DATA FOR THIS TASK
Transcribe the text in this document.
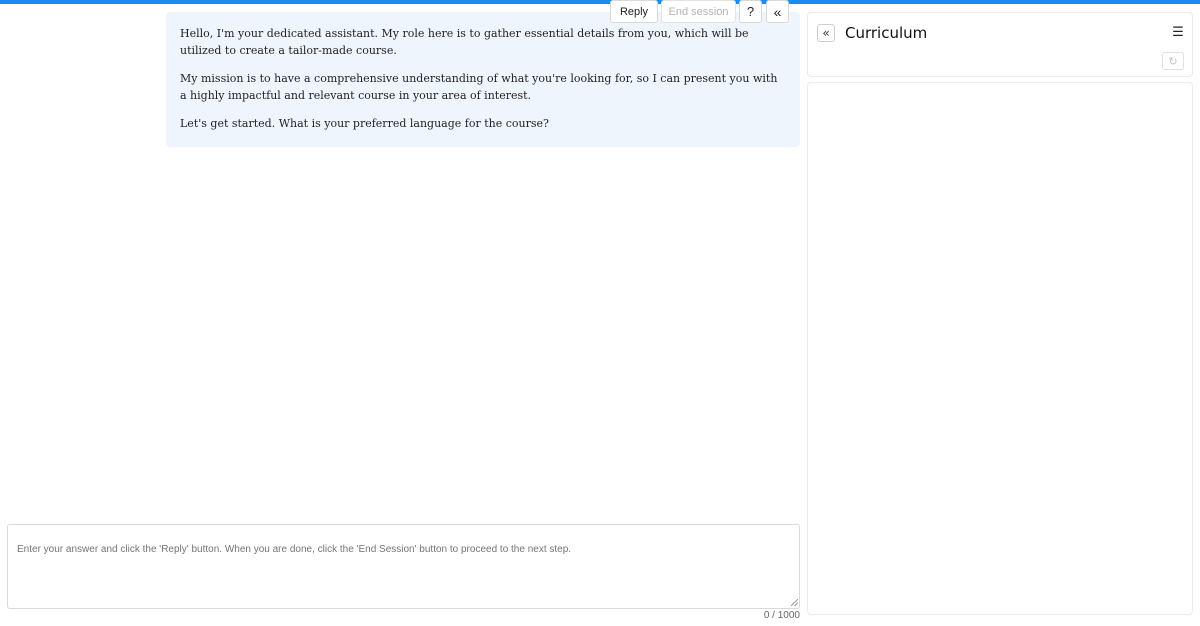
Hello, I'm your dedicated assistant. My role here is to gather essential details from you, which will be utilized to create a tailor-made course.

My mission is to have a comprehensive understanding of what you're looking for, so I can present you with a highly impactful and relevant course in your area of interest.

Let's get started. What is your preferred language for the course?

Reply	End session	?	«
Enter your answer and click the 'Reply' button. When you are done, click the 'End Session' button to proceed to the next step.
0 / 1000
«	Curriculum	☰
↻
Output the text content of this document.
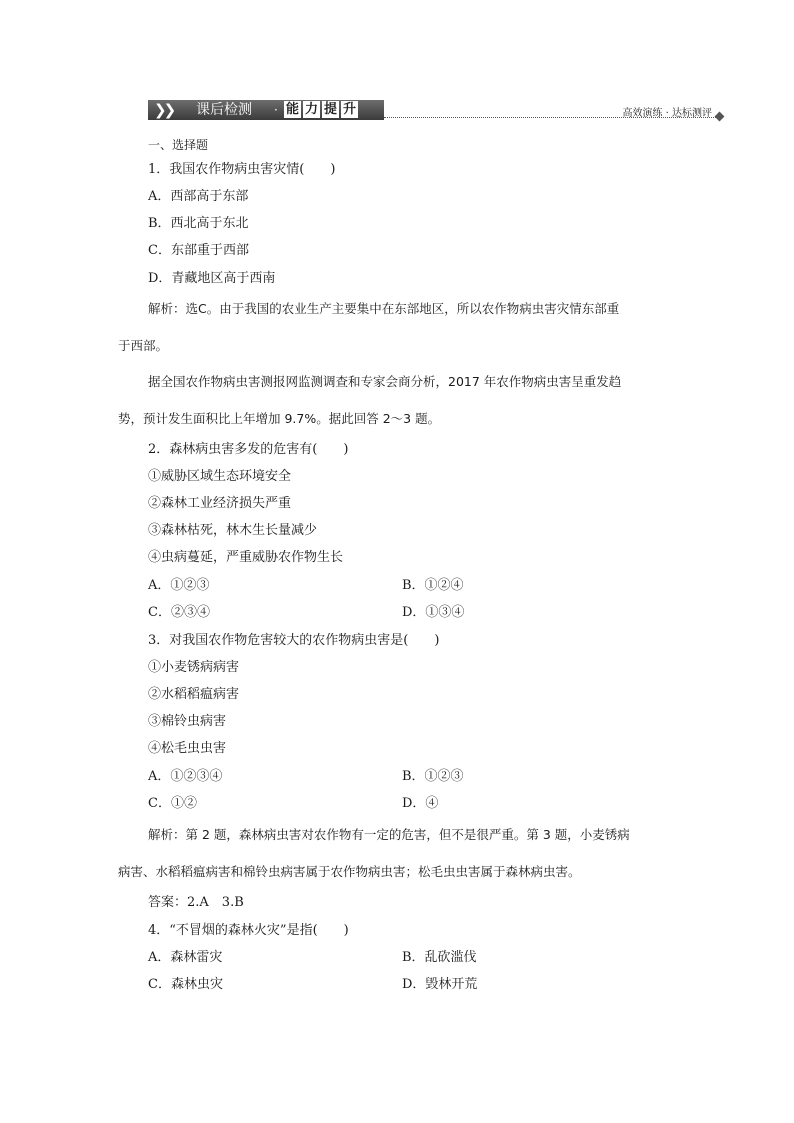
❯❯ 课后检测 · 能 力 提 升	高效演练 · 达标测评
一、选择题
1．我国农作物病虫害灾情(　　)
A．西部高于东部
B．西北高于东北
C．东部重于西部
D．青藏地区高于西南
解析：选C。由于我国的农业生产主要集中在东部地区，所以农作物病虫害灾情东部重
于西部。
据全国农作物病虫害测报网监测调查和专家会商分析，2017 年农作物病虫害呈重发趋
势，预计发生面积比上年增加 9.7%。据此回答 2～3 题。
2．森林病虫害多发的危害有(　　)
①威胁区域生态环境安全
②森林工业经济损失严重
③森林枯死，林木生长量减少
④虫病蔓延，严重威胁农作物生长
A．①②③	B．①②④
C．②③④	D．①③④
3．对我国农作物危害较大的农作物病虫害是(　　)
①小麦锈病病害
②水稻稻瘟病害
③棉铃虫病害
④松毛虫虫害
A．①②③④	B．①②③
C．①②	D．④
解析：第 2 题，森林病虫害对农作物有一定的危害，但不是很严重。第 3 题，小麦锈病
病害、水稻稻瘟病害和棉铃虫病害属于农作物病虫害；松毛虫虫害属于森林病虫害。
答案：2.A　3.B
4．“不冒烟的森林火灾”是指(　　)
A．森林雷灾	B．乱砍滥伐
C．森林虫灾	D．毁林开荒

SHORT TASK
Repeat the material above word for word, please, apart from its images.

IN RESPONSE
Transcribe the text in this document.
Hello, I'm your dedicated assistant. My role here is to gather essential details from you, which will be utilized to create a tailor-made course.

My mission is to have a comprehensive understanding of what you're looking for, so I can present you with a highly impactful and relevant course in your area of interest.

Let's get started. What is your preferred language for the course?

Reply	End session	?	«
Enter your answer and click the 'Reply' button. When you are done, click the 'End Session' button to proceed to the next step.
0 / 1000
«	Curriculum	☰
↻
Output the text content of this document.
❯❯ 课后检测 · 能 力 提 升	高效演练 · 达标测评
一、选择题
1．我国农作物病虫害灾情(　　)
A．西部高于东部
B．西北高于东北
C．东部重于西部
D．青藏地区高于西南
解析：选C。由于我国的农业生产主要集中在东部地区，所以农作物病虫害灾情东部重
于西部。
据全国农作物病虫害测报网监测调查和专家会商分析，2017 年农作物病虫害呈重发趋
势，预计发生面积比上年增加 9.7%。据此回答 2～3 题。
2．森林病虫害多发的危害有(　　)
①威胁区域生态环境安全
②森林工业经济损失严重
③森林枯死，林木生长量减少
④虫病蔓延，严重威胁农作物生长
A．①②③	B．①②④
C．②③④	D．①③④
3．对我国农作物危害较大的农作物病虫害是(　　)
①小麦锈病病害
②水稻稻瘟病害
③棉铃虫病害
④松毛虫虫害
A．①②③④	B．①②③
C．①②	D．④
解析：第 2 题，森林病虫害对农作物有一定的危害，但不是很严重。第 3 题，小麦锈病
病害、水稻稻瘟病害和棉铃虫病害属于农作物病虫害；松毛虫虫害属于森林病虫害。
答案：2.A　3.B
4．“不冒烟的森林火灾”是指(　　)
A．森林雷灾	B．乱砍滥伐
C．森林虫灾	D．毁林开荒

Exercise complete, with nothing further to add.